◆ **Task objective**: Return every line of the material exactly.
--------------------------------------------------
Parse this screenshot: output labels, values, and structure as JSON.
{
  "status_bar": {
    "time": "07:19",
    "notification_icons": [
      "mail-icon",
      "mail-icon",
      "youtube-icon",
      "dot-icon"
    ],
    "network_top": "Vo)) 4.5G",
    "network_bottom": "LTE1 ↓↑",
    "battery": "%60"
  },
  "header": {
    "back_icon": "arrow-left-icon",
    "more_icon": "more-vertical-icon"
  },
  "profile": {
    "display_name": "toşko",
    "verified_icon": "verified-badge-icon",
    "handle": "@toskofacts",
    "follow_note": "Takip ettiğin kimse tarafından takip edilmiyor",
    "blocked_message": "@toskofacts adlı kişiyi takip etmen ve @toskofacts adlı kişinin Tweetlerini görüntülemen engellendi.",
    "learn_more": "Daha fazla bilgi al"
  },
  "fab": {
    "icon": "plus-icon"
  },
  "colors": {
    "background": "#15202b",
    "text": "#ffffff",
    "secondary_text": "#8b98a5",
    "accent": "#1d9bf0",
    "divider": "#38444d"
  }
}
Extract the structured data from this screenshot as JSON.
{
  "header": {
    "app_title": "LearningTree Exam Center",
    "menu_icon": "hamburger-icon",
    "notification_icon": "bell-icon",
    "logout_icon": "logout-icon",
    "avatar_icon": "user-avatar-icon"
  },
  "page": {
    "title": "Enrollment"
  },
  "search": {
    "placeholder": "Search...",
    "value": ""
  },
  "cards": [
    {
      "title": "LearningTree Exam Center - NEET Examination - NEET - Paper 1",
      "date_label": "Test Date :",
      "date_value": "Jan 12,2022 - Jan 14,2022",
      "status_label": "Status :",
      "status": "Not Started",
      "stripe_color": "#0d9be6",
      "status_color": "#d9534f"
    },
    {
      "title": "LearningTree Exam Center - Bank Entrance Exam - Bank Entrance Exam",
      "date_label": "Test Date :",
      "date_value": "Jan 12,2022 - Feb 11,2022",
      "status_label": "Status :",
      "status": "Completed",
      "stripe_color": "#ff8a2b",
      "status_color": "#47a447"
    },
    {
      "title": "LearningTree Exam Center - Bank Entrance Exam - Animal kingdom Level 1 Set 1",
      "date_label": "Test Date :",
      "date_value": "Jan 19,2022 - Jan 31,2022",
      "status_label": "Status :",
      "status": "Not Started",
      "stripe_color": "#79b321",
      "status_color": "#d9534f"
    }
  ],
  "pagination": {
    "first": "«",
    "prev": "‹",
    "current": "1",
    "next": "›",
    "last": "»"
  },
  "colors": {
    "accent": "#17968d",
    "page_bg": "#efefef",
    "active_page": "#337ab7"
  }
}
--------------------------------------------------
◆ **Completed task**:
Parse this screenshot: output labels, values, and structure as JSON.
{
  "status_bar": {
    "time": "07:19",
    "notification_icons": [
      "mail-icon",
      "mail-icon",
      "youtube-icon",
      "dot-icon"
    ],
    "network_top": "Vo)) 4.5G",
    "network_bottom": "LTE1 ↓↑",
    "battery": "%60"
  },
  "header": {
    "back_icon": "arrow-left-icon",
    "more_icon": "more-vertical-icon"
  },
  "profile": {
    "display_name": "toşko",
    "verified_icon": "verified-badge-icon",
    "handle": "@toskofacts",
    "follow_note": "Takip ettiğin kimse tarafından takip edilmiyor",
    "blocked_message": "@toskofacts adlı kişiyi takip etmen ve @toskofacts adlı kişinin Tweetlerini görüntülemen engellendi.",
    "learn_more": "Daha fazla bilgi al"
  },
  "fab": {
    "icon": "plus-icon"
  },
  "colors": {
    "background": "#15202b",
    "text": "#ffffff",
    "secondary_text": "#8b98a5",
    "accent": "#1d9bf0",
    "divider": "#38444d"
  }
}
Extract the structured data from this screenshot as JSON.
{
  "header": {
    "app_title": "LearningTree Exam Center",
    "menu_icon": "hamburger-icon",
    "notification_icon": "bell-icon",
    "logout_icon": "logout-icon",
    "avatar_icon": "user-avatar-icon"
  },
  "page": {
    "title": "Enrollment"
  },
  "search": {
    "placeholder": "Search...",
    "value": ""
  },
  "cards": [
    {
      "title": "LearningTree Exam Center - NEET Examination - NEET - Paper 1",
      "date_label": "Test Date :",
      "date_value": "Jan 12,2022 - Jan 14,2022",
      "status_label": "Status :",
      "status": "Not Started",
      "stripe_color": "#0d9be6",
      "status_color": "#d9534f"
    },
    {
      "title": "LearningTree Exam Center - Bank Entrance Exam - Bank Entrance Exam",
      "date_label": "Test Date :",
      "date_value": "Jan 12,2022 - Feb 11,2022",
      "status_label": "Status :",
      "status": "Completed",
      "stripe_color": "#ff8a2b",
      "status_color": "#47a447"
    },
    {
      "title": "LearningTree Exam Center - Bank Entrance Exam - Animal kingdom Level 1 Set 1",
      "date_label": "Test Date :",
      "date_value": "Jan 19,2022 - Jan 31,2022",
      "status_label": "Status :",
      "status": "Not Started",
      "stripe_color": "#79b321",
      "status_color": "#d9534f"
    }
  ],
  "pagination": {
    "first": "«",
    "prev": "‹",
    "current": "1",
    "next": "›",
    "last": "»"
  },
  "colors": {
    "accent": "#17968d",
    "page_bg": "#efefef",
    "active_page": "#337ab7"
  }
}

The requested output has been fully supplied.